WHAT YOU ARE ASKED TO DO - Reproduce every entry word for word.

[Source records]
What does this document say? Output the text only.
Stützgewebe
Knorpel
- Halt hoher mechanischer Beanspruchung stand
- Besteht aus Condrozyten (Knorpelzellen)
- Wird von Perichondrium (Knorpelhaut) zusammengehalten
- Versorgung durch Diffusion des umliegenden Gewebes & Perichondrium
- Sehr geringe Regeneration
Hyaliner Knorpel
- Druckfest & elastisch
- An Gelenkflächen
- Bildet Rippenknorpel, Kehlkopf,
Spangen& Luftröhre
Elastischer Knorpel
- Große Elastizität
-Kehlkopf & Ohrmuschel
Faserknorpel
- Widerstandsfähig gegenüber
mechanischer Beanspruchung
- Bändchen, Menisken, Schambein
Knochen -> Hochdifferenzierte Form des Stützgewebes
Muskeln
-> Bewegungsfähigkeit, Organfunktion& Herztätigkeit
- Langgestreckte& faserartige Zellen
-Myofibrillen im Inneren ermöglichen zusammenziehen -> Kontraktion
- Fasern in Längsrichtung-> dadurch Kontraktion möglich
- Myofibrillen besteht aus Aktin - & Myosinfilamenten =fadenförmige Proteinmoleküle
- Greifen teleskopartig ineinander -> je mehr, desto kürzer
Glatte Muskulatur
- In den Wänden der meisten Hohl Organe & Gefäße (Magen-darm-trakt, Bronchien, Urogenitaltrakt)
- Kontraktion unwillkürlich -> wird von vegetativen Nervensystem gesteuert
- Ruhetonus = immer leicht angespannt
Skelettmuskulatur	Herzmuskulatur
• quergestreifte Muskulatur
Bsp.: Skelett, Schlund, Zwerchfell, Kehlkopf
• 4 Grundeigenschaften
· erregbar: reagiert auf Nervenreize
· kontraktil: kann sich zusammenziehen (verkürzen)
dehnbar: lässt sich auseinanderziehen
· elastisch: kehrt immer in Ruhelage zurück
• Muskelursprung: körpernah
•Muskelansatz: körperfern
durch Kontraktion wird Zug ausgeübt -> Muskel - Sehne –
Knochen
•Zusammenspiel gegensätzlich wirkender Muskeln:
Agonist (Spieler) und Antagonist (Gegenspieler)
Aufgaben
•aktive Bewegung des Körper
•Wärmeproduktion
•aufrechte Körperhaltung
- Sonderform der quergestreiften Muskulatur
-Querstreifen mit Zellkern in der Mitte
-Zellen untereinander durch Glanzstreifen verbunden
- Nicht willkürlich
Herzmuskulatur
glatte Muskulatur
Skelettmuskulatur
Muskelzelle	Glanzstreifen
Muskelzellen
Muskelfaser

THE COMPLETED TASK -
What does this document say? Output the text only.
Stützgewebe
Knorpel
- Halt hoher mechanischer Beanspruchung stand
- Besteht aus Condrozyten (Knorpelzellen)
- Wird von Perichondrium (Knorpelhaut) zusammengehalten
- Versorgung durch Diffusion des umliegenden Gewebes & Perichondrium
- Sehr geringe Regeneration
Hyaliner Knorpel
- Druckfest & elastisch
- An Gelenkflächen
- Bildet Rippenknorpel, Kehlkopf,
Spangen& Luftröhre
Elastischer Knorpel
- Große Elastizität
-Kehlkopf & Ohrmuschel
Faserknorpel
- Widerstandsfähig gegenüber
mechanischer Beanspruchung
- Bändchen, Menisken, Schambein
Knochen -> Hochdifferenzierte Form des Stützgewebes
Muskeln
-> Bewegungsfähigkeit, Organfunktion& Herztätigkeit
- Langgestreckte& faserartige Zellen
-Myofibrillen im Inneren ermöglichen zusammenziehen -> Kontraktion
- Fasern in Längsrichtung-> dadurch Kontraktion möglich
- Myofibrillen besteht aus Aktin - & Myosinfilamenten =fadenförmige Proteinmoleküle
- Greifen teleskopartig ineinander -> je mehr, desto kürzer
Glatte Muskulatur
- In den Wänden der meisten Hohl Organe & Gefäße (Magen-darm-trakt, Bronchien, Urogenitaltrakt)
- Kontraktion unwillkürlich -> wird von vegetativen Nervensystem gesteuert
- Ruhetonus = immer leicht angespannt
Skelettmuskulatur	Herzmuskulatur
• quergestreifte Muskulatur
Bsp.: Skelett, Schlund, Zwerchfell, Kehlkopf
• 4 Grundeigenschaften
· erregbar: reagiert auf Nervenreize
· kontraktil: kann sich zusammenziehen (verkürzen)
dehnbar: lässt sich auseinanderziehen
· elastisch: kehrt immer in Ruhelage zurück
• Muskelursprung: körpernah
•Muskelansatz: körperfern
durch Kontraktion wird Zug ausgeübt -> Muskel - Sehne –
Knochen
•Zusammenspiel gegensätzlich wirkender Muskeln:
Agonist (Spieler) und Antagonist (Gegenspieler)
Aufgaben
•aktive Bewegung des Körper
•Wärmeproduktion
•aufrechte Körperhaltung
- Sonderform der quergestreiften Muskulatur
-Querstreifen mit Zellkern in der Mitte
-Zellen untereinander durch Glanzstreifen verbunden
- Nicht willkürlich
Herzmuskulatur
glatte Muskulatur
Skelettmuskulatur
Muskelzelle	Glanzstreifen
Muskelzellen
Muskelfaser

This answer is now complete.